▶ _Stated exercise_:
Exactly and only the lines from the one containing "Type out the text in this image." through the close of the entries below are to be set down.

▶ _Material for the task_:

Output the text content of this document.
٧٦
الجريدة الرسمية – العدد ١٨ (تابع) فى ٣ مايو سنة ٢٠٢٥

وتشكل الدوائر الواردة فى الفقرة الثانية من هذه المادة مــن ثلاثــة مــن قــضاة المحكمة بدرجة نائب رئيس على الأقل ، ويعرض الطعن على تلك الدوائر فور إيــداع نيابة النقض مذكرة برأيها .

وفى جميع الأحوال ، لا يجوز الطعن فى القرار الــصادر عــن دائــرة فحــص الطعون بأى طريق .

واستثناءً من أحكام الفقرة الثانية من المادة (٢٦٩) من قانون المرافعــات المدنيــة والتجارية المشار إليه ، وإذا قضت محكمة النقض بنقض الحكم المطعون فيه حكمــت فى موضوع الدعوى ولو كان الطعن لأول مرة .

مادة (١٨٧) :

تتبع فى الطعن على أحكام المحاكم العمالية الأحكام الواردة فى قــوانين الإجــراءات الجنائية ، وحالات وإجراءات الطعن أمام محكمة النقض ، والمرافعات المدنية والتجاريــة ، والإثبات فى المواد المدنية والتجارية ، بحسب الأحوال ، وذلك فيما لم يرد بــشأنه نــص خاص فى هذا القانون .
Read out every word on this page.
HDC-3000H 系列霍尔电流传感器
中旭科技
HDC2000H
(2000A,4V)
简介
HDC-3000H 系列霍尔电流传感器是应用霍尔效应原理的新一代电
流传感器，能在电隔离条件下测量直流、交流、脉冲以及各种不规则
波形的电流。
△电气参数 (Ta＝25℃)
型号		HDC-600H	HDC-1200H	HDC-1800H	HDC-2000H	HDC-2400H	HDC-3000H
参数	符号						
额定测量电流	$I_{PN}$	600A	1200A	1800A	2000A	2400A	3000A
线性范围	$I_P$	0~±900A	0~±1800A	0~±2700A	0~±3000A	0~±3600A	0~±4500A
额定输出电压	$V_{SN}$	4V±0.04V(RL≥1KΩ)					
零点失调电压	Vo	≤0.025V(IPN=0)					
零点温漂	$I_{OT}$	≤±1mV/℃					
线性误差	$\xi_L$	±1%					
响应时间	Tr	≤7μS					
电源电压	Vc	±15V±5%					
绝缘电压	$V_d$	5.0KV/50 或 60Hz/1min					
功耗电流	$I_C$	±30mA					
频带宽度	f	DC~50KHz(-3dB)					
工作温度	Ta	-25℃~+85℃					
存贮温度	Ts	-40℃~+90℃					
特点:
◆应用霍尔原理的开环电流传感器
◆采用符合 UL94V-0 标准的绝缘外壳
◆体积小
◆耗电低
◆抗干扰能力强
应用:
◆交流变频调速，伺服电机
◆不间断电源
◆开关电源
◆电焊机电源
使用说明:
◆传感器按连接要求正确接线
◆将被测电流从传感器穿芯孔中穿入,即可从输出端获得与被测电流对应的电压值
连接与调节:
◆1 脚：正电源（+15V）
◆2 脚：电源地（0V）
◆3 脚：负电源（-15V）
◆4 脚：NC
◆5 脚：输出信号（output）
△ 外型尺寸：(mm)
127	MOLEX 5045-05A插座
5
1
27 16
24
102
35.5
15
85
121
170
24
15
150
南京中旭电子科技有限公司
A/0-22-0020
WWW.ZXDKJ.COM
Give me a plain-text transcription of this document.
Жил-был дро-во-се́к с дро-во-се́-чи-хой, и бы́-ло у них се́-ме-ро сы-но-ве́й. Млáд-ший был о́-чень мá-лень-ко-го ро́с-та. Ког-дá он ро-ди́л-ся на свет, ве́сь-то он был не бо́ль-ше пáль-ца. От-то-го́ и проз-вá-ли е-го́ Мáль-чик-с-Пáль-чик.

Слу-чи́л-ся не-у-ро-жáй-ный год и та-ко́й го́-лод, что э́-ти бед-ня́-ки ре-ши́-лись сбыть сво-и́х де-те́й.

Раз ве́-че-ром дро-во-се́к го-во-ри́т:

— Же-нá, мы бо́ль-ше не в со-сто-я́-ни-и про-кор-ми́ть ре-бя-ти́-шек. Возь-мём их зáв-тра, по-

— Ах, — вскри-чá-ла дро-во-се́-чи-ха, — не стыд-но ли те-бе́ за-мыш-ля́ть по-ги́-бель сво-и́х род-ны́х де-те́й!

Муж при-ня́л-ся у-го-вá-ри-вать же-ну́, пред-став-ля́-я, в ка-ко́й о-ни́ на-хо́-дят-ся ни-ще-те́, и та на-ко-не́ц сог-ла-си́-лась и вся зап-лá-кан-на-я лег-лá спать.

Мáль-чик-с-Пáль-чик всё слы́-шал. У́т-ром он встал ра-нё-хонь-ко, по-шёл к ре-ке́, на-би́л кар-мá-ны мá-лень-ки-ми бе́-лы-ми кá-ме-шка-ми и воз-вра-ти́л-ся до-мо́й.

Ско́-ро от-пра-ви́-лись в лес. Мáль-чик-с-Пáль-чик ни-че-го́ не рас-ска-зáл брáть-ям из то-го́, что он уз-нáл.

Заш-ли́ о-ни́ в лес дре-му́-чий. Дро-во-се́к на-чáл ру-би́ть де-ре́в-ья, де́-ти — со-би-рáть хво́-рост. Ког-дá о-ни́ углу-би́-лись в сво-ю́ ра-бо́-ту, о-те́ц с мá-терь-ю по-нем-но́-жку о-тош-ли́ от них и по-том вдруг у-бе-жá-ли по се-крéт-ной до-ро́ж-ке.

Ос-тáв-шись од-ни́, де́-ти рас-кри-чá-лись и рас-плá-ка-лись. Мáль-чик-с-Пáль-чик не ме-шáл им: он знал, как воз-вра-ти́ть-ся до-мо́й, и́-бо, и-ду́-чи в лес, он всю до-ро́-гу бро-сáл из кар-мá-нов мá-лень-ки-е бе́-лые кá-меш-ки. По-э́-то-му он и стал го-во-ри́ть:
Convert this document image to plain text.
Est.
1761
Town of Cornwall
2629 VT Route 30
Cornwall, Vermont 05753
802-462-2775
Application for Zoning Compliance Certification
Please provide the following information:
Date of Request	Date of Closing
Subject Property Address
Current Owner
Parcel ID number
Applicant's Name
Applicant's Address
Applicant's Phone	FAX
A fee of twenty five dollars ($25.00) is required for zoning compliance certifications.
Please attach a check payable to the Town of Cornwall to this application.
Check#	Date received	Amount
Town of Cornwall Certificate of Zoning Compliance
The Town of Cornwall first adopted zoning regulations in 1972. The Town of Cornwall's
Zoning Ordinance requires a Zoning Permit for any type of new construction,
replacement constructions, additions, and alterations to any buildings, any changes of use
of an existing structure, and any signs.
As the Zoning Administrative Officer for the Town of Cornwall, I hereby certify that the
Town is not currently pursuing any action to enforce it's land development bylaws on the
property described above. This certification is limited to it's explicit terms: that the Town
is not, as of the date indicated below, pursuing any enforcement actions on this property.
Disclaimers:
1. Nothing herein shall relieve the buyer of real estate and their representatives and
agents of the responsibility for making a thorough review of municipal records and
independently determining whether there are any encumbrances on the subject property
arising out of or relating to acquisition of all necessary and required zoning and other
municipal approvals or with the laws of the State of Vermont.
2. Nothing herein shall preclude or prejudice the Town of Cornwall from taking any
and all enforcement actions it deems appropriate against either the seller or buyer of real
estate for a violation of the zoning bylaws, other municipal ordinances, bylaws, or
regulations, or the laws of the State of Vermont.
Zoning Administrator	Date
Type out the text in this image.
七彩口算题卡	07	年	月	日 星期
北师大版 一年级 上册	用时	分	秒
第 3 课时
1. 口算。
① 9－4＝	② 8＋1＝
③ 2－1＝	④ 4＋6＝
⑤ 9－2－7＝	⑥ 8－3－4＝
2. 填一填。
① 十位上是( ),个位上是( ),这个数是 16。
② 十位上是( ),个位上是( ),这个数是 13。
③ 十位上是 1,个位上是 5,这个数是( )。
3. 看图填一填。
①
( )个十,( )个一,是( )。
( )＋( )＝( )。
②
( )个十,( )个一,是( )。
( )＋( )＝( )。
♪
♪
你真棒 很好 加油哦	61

▶ _Written reply_:
Type out the text in this image.
七彩口算题卡	07	年	月	日 星期
北师大版 一年级 上册	用时	分	秒
第 3 课时
1. 口算。
① 9－4＝	② 8＋1＝
③ 2－1＝	④ 4＋6＝
⑤ 9－2－7＝	⑥ 8－3－4＝
2. 填一填。
① 十位上是( ),个位上是( ),这个数是 16。
② 十位上是( ),个位上是( ),这个数是 13。
③ 十位上是 1,个位上是 5,这个数是( )。
3. 看图填一填。
①
( )个十,( )个一,是( )。
( )＋( )＝( )。
②
( )个十,( )个一,是( )。
( )＋( )＝( )。
♪
♪
你真棒 很好 加油哦	61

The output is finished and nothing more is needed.